Prompt 1. Reproduce the records from their first line through the line containing "quote-line: 能。文物是科技发展的见证，而科技是文物保护利用的 (650, 462, 1419, 497)", including both of those lines.

You can test your extraction endpoint in your terminal using this command-line example with curl (make sure that you replace values of PROJECT_ID and NUEXTRACT_API_KEY):

NUEXTRACT_API_KEY=\"_your_api_key_here_\"; \\
PROJECT_ID=\"a24fd84a-44ab-4fd4-95a9-bebd46e4768b\"; \\
curl \"https://nuextract.ai/api/projects/${PROJECT_ID}/extract\" \\
  -X POST \\
  -H \"Authorization: Bearer ${NUEXTRACT_API_KEY}\" \\
  -H \"Content-Type: application/octet-stream\" \\
  --data-binary @\"${FILE_NAME}\"

You can also use the Python SDK, by replacing the project_id, api_key and file_path variables in the following code:

from numind import NuMind
from pathlib import Path

client = NuMind(api_key=api_key)
file_path = Path(\"path\", \"to\", \"document.odt\")
with file_path.open(\"rb\") as file:
    input_file = file.read()
output_schema = client.post_api_projects_projectid_extract(project_id, input_file)

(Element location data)
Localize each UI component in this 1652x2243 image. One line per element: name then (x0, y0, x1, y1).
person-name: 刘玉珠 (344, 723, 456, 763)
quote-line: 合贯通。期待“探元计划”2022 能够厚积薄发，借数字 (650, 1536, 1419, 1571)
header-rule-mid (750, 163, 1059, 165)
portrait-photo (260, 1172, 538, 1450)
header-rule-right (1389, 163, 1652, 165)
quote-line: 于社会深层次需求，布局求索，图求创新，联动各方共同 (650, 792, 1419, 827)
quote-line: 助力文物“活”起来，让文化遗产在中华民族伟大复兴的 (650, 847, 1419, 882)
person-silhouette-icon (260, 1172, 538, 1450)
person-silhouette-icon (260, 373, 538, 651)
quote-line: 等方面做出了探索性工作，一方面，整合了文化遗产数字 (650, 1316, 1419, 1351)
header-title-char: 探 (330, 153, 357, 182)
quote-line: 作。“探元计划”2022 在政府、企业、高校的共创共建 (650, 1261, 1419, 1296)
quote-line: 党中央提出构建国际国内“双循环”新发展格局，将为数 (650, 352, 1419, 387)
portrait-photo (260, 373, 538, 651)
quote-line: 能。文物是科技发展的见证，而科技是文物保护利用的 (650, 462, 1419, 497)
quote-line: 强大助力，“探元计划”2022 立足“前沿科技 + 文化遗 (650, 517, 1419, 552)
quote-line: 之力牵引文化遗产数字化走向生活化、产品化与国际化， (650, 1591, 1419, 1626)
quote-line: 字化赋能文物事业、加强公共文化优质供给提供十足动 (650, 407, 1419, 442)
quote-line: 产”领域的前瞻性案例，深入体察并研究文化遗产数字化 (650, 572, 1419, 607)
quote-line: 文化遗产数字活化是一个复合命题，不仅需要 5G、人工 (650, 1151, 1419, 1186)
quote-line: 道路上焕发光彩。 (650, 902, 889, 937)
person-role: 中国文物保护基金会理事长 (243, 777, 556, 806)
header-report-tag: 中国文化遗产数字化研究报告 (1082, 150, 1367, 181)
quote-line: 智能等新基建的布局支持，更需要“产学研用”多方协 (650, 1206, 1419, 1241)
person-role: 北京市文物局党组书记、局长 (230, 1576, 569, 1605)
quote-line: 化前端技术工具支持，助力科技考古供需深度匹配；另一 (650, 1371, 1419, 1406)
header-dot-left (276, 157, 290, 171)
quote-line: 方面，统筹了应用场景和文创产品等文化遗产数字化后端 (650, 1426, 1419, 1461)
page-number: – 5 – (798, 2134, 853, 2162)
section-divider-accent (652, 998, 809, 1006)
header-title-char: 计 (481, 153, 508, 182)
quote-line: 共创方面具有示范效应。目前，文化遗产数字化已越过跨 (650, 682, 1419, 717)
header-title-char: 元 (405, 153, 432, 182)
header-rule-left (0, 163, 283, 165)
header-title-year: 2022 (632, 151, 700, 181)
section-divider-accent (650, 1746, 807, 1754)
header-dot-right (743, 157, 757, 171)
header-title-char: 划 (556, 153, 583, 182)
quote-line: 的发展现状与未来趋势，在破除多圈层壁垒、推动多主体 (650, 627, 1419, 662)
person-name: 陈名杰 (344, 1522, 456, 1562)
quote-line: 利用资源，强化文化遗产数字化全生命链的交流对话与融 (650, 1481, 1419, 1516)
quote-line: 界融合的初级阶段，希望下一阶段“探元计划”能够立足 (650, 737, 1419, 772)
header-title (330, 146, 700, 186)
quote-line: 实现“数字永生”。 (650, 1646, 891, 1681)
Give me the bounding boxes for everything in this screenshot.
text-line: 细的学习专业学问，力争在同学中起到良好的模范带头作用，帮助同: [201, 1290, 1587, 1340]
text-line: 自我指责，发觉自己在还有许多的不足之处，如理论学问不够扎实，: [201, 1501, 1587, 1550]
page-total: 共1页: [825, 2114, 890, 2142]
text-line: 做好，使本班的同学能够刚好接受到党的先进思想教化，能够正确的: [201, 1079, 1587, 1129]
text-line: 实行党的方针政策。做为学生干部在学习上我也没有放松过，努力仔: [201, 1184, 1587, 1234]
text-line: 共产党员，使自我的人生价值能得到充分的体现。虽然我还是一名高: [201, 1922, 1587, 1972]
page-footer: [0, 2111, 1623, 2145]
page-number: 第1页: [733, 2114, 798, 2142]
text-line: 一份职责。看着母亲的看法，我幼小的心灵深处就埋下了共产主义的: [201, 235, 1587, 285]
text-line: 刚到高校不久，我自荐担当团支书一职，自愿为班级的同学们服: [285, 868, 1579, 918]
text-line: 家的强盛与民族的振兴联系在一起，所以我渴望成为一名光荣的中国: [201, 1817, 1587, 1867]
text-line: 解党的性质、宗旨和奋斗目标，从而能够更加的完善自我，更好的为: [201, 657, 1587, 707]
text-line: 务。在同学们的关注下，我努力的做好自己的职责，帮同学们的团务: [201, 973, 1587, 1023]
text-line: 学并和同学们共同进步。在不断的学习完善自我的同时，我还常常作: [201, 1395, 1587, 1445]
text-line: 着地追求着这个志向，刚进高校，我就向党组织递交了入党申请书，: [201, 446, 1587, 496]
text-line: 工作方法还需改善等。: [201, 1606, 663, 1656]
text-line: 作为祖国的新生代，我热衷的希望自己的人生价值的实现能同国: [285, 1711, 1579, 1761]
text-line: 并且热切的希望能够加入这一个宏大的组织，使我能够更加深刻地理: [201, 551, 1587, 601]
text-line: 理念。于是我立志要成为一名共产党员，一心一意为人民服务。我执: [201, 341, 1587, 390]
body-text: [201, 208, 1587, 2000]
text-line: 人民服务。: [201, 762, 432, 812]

Prompt 2.
Answer these questions about the extraction API text:
(a) Which HTTP method does the curl command use?
(b) What value does the curl command give the Content-Type header?
(c) Which three variables does the text say to replace in the Python SDK code?

Expected output 1.
Localize each UI component in this 1652x2243 image. One line per element: name then (x0, y0, x1, y1).
person-name: 刘玉珠 (344, 723, 456, 763)
quote-line: 合贯通。期待“探元计划”2022 能够厚积薄发，借数字 (650, 1536, 1419, 1571)
header-rule-mid (750, 163, 1059, 165)
portrait-photo (260, 1172, 538, 1450)
header-rule-right (1389, 163, 1652, 165)
quote-line: 于社会深层次需求，布局求索，图求创新，联动各方共同 (650, 792, 1419, 827)
quote-line: 助力文物“活”起来，让文化遗产在中华民族伟大复兴的 (650, 847, 1419, 882)
person-silhouette-icon (260, 1172, 538, 1450)
person-silhouette-icon (260, 373, 538, 651)
quote-line: 等方面做出了探索性工作，一方面，整合了文化遗产数字 (650, 1316, 1419, 1351)
header-title-char: 探 (330, 153, 357, 182)
quote-line: 作。“探元计划”2022 在政府、企业、高校的共创共建 (650, 1261, 1419, 1296)
quote-line: 党中央提出构建国际国内“双循环”新发展格局，将为数 (650, 352, 1419, 387)
portrait-photo (260, 373, 538, 651)
quote-line: 能。文物是科技发展的见证，而科技是文物保护利用的 (650, 462, 1419, 497)

Expected output 2.
(a) POST
(b) application/octet-stream
(c) project_id, api_key and file_path